# Work order:
Leaving out the images, repeat all the lines below exactly.

[Structured page parsing data]
____
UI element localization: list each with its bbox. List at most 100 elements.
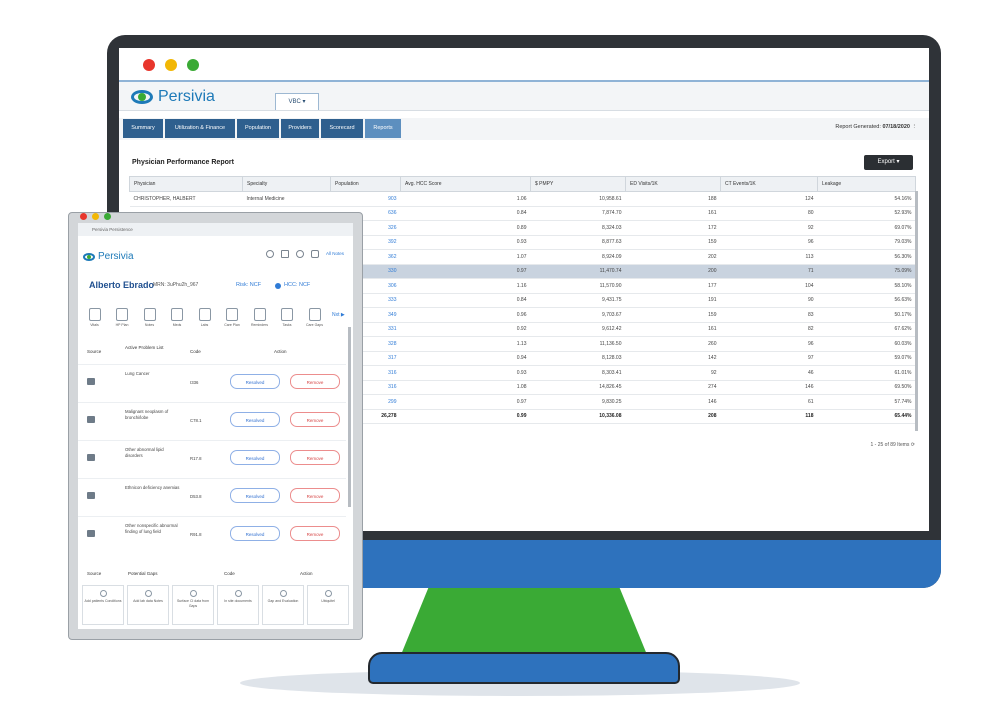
quick-action-tasks[interactable]: Tasks [274,308,301,327]
notes-icon [143,308,156,321]
column-header[interactable]: $ PMPY [530,176,626,192]
resolved-button[interactable]: Resolved [230,526,280,541]
gap-card[interactable]: Add lab data Notes [127,585,169,625]
quick-action-label: Labs [200,323,209,327]
problem-row: Malignant neoplasm of bronchi/lobe C78.1 R… [78,402,346,440]
table-cell: 8,324.03 [530,220,626,236]
resolved-button[interactable]: Resolved [230,412,280,427]
table-cell: 97 [720,351,818,366]
table-cell: 0.93 [400,365,531,381]
care-gaps-icon [308,308,321,321]
table-cell: 161 [625,206,721,221]
nav-providers[interactable]: Providers [281,119,319,138]
resolved-button[interactable]: Resolved [230,450,280,465]
nav-utilization-finance[interactable]: Utilization & Finance [165,119,235,138]
column-header[interactable]: CT Events/1K [720,176,818,192]
calendar-icon[interactable] [311,250,319,258]
gap-card[interactable]: Gap and Evaluation [262,585,304,625]
remove-button[interactable]: Remove [290,412,340,427]
problems-header-action: Action [274,349,287,354]
patient-summary-window: Persivia Persistence Persivia All Notes … [78,223,353,629]
quick-action-notes[interactable]: Notes [136,308,163,327]
minimize-window-button[interactable] [165,59,177,71]
gap-card-label: Gap and Evaluation [267,599,299,603]
resolved-button[interactable]: Resolved [230,374,280,389]
document-icon[interactable] [281,250,289,258]
quick-action-label: HP Plan [115,323,129,327]
table-cell: 161 [625,322,721,337]
column-header[interactable]: Population [330,176,401,192]
table-cell: 1.06 [400,191,531,207]
table-cell: 50.17% [817,307,916,323]
tablet-maximize-button[interactable] [104,213,111,220]
totals-cell: 208 [625,408,721,424]
table-cell: 0.84 [400,206,531,221]
quick-action-label: Vitals [90,323,99,327]
nav-scorecard[interactable]: Scorecard [321,119,363,138]
table-cell: 96 [720,336,818,352]
source-ehr-icon [87,378,95,385]
gap-card[interactable]: In site documents [217,585,259,625]
tablet-scrollbar[interactable] [348,327,351,507]
problem-row: Other nonspecific abnormal finding of lu… [78,516,346,554]
resolved-button[interactable]: Resolved [230,488,280,503]
table-cell: 200 [625,264,721,279]
problems-header-source: Source [87,349,102,354]
gap-card-label: Add lab data Notes [133,599,163,603]
quick-action-labs[interactable]: Labs [191,308,218,327]
table-row[interactable]: 306 1.16 11,570.90 177 104 58.10% [129,278,916,294]
close-window-button[interactable] [143,59,155,71]
gap-card[interactable]: Ubiquitel [307,585,349,625]
problem-code: R17.8 [190,456,202,461]
tablet-window-controls [80,213,111,220]
settings-icon[interactable] [296,250,304,258]
risk-raf: Risk: NCF [236,282,262,288]
tab-vbc[interactable]: VBC ▾ [275,93,319,110]
quick-action-care-gaps[interactable]: Care Gaps [301,308,328,327]
problem-row: Lung Cancer I336 Resolved Remove [78,364,346,402]
column-header[interactable]: Physician [129,176,243,192]
table-cell: 8,924.09 [530,249,626,265]
nav-population[interactable]: Population [237,119,279,138]
totals-cell: 10,336.08 [530,408,626,424]
table-cell: 0.94 [400,351,531,366]
table-cell: 1.13 [400,336,531,352]
quick-action-care-plan[interactable]: Care Plan [219,308,246,327]
maximize-window-button[interactable] [187,59,199,71]
search-icon[interactable] [266,250,274,258]
gap-card[interactable]: Surface Cl data from Gaps [172,585,214,625]
table-cell: 146 [625,394,721,410]
all-notes-link[interactable]: All Notes [326,251,345,256]
table-cell: 90 [720,293,818,308]
gap-card[interactable]: Add patients Conditions [82,585,124,625]
table-scrollbar[interactable] [915,191,918,431]
quick-action-label: Notes [144,323,155,327]
column-header[interactable]: Avg. HCC Score [400,176,531,192]
table-row[interactable]: CHRISTOPHER, HALBERT Internal Medicine 903… [129,191,916,207]
remove-button[interactable]: Remove [290,450,340,465]
table-cell[interactable]: 903 [330,191,401,207]
export-button[interactable]: Export ▾ [864,155,913,170]
pagination-text: 1 - 25 of 89 Items [870,442,910,448]
pagination-info: 1 - 25 of 89 Items ⟳ [870,442,915,448]
table-cell: 83 [720,307,818,323]
next-icons-arrow[interactable]: Nxt ▶ [332,312,345,318]
tablet-close-button[interactable] [80,213,87,220]
nav-reports[interactable]: Reports [365,119,401,138]
column-header[interactable]: Leakage [817,176,916,192]
quick-action-hp-plan[interactable]: HP Plan [109,308,136,327]
quick-action-vitals[interactable]: Vitals [81,308,108,327]
table-cell: 67.62% [817,322,916,337]
report-generated-label: Report Generated: [835,124,881,130]
tablet-minimize-button[interactable] [92,213,99,220]
remove-button[interactable]: Remove [290,488,340,503]
problem-code: C78.1 [190,418,202,423]
nav-summary[interactable]: Summary [123,119,163,138]
tablet-logo-icon [83,252,95,261]
quick-action-reminders[interactable]: Reminders [246,308,273,327]
column-header[interactable]: Specialty [242,176,331,192]
quick-action-meds[interactable]: Meds [164,308,191,327]
remove-button[interactable]: Remove [290,374,340,389]
remove-button[interactable]: Remove [290,526,340,541]
column-header[interactable]: ED Visits/1K [625,176,721,192]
____
# Answer:
UI element localization: list each with its bbox. List at most 100 elements.
quick-action-tasks[interactable]: Tasks [274,308,301,327]
notes-icon [143,308,156,321]
column-header[interactable]: $ PMPY [530,176,626,192]
resolved-button[interactable]: Resolved [230,526,280,541]
gap-card[interactable]: Add lab data Notes [127,585,169,625]
quick-action-label: Labs [200,323,209,327]
problem-row: Malignant neoplasm of bronchi/lobe C78.1 R… [78,402,346,440]
table-cell: 8,324.03 [530,220,626,236]
resolved-button[interactable]: Resolved [230,412,280,427]
table-cell: 97 [720,351,818,366]
table-cell: 0.93 [400,365,531,381]
care-gaps-icon [308,308,321,321]
table-cell: 161 [625,206,721,221]
nav-providers[interactable]: Providers [281,119,319,138]
resolved-button[interactable]: Resolved [230,450,280,465]
nav-utilization-finance[interactable]: Utilization & Finance [165,119,235,138]
column-header[interactable]: CT Events/1K [720,176,818,192]
calendar-icon[interactable] [311,250,319,258]
gap-card[interactable]: Gap and Evaluation [262,585,304,625]
remove-button[interactable]: Remove [290,412,340,427]
problems-header-action: Action [274,349,287,354]
patient-summary-window: Persivia Persistence Persivia All Notes … [78,223,353,629]
quick-action-notes[interactable]: Notes [136,308,163,327]
minimize-window-button[interactable] [165,59,177,71]
gap-card-label: Gap and Evaluation [267,599,299,603]
resolved-button[interactable]: Resolved [230,374,280,389]
document-icon[interactable] [281,250,289,258]
quick-action-label: HP Plan [115,323,129,327]
table-cell: 161 [625,322,721,337]
column-header[interactable]: Population [330,176,401,192]
table-cell: 1.06 [400,191,531,207]
table-cell: 50.17% [817,307,916,323]
tablet-maximize-button[interactable] [104,213,111,220]
totals-cell: 208 [625,408,721,424]
table-cell: 0.84 [400,206,531,221]
quick-action-label: Vitals [90,323,99,327]
nav-scorecard[interactable]: Scorecard [321,119,363,138]
table-cell: 96 [720,336,818,352]
source-ehr-icon [87,378,95,385]
gap-card[interactable]: In site documents [217,585,259,625]
tablet-scrollbar[interactable] [348,327,351,507]
problem-row: Other nonspecific abnormal finding of lu… [78,516,346,554]
resolved-button[interactable]: Resolved [230,488,280,503]
table-cell: 200 [625,264,721,279]
problems-header-source: Source [87,349,102,354]
gap-card-label: Add lab data Notes [133,599,163,603]
quick-action-labs[interactable]: Labs [191,308,218,327]
table-row[interactable]: 306 1.16 11,570.90 177 104 58.10% [129,278,916,294]
close-window-button[interactable] [143,59,155,71]
gap-card[interactable]: Ubiquitel [307,585,349,625]
problem-code: R17.8 [190,456,202,461]
tablet-window-controls [80,213,111,220]
settings-icon[interactable] [296,250,304,258]
risk-raf: Risk: NCF [236,282,262,288]
tab-vbc[interactable]: VBC ▾ [275,93,319,110]
quick-action-care-gaps[interactable]: Care Gaps [301,308,328,327]
problem-row: Lung Cancer I336 Resolved Remove [78,364,346,402]
column-header[interactable]: Physician [129,176,243,192]
table-cell: 8,924.09 [530,249,626,265]
nav-population[interactable]: Population [237,119,279,138]
totals-cell: 10,336.08 [530,408,626,424]
table-cell: 0.94 [400,351,531,366]
table-cell: 1.13 [400,336,531,352]
quick-action-care-plan[interactable]: Care Plan [219,308,246,327]
maximize-window-button[interactable] [187,59,199,71]
search-icon[interactable] [266,250,274,258]
gap-card[interactable]: Surface Cl data from Gaps [172,585,214,625]
table-cell: 146 [625,394,721,410]
all-notes-link[interactable]: All Notes [326,251,345,256]
table-cell: 90 [720,293,818,308]
gap-card[interactable]: Add patients Conditions [82,585,124,625]
table-scrollbar[interactable] [915,191,918,431]
quick-action-label: Notes [144,323,155,327]
column-header[interactable]: Avg. HCC Score [400,176,531,192]
table-row[interactable]: CHRISTOPHER, HALBERT Internal Medicine 903… [129,191,916,207]
remove-button[interactable]: Remove [290,450,340,465]
table-cell[interactable]: 903 [330,191,401,207]
export-button[interactable]: Export ▾ [864,155,913,170]
pagination-text: 1 - 25 of 89 Items [870,442,910,448]
pagination-info: 1 - 25 of 89 Items ⟳ [870,442,915,448]
table-cell: 83 [720,307,818,323]
next-icons-arrow[interactable]: Nxt ▶ [332,312,345,318]
tablet-close-button[interactable] [80,213,87,220]
nav-reports[interactable]: Reports [365,119,401,138]
column-header[interactable]: Leakage [817,176,916,192]
quick-action-hp-plan[interactable]: HP Plan [109,308,136,327]
quick-action-vitals[interactable]: Vitals [81,308,108,327]
table-cell: 67.62% [817,322,916,337]
report-generated-label: Report Generated: [835,124,881,130]
tablet-minimize-button[interactable] [92,213,99,220]
remove-button[interactable]: Remove [290,488,340,503]
problem-code: C78.1 [190,418,202,423]
nav-summary[interactable]: Summary [123,119,163,138]
tablet-logo-icon [83,252,95,261]
quick-action-reminders[interactable]: Reminders [246,308,273,327]
column-header[interactable]: Specialty [242,176,331,192]
quick-action-meds[interactable]: Meds [164,308,191,327]
remove-button[interactable]: Remove [290,374,340,389]
remove-button[interactable]: Remove [290,526,340,541]
column-header[interactable]: ED Visits/1K [625,176,721,192]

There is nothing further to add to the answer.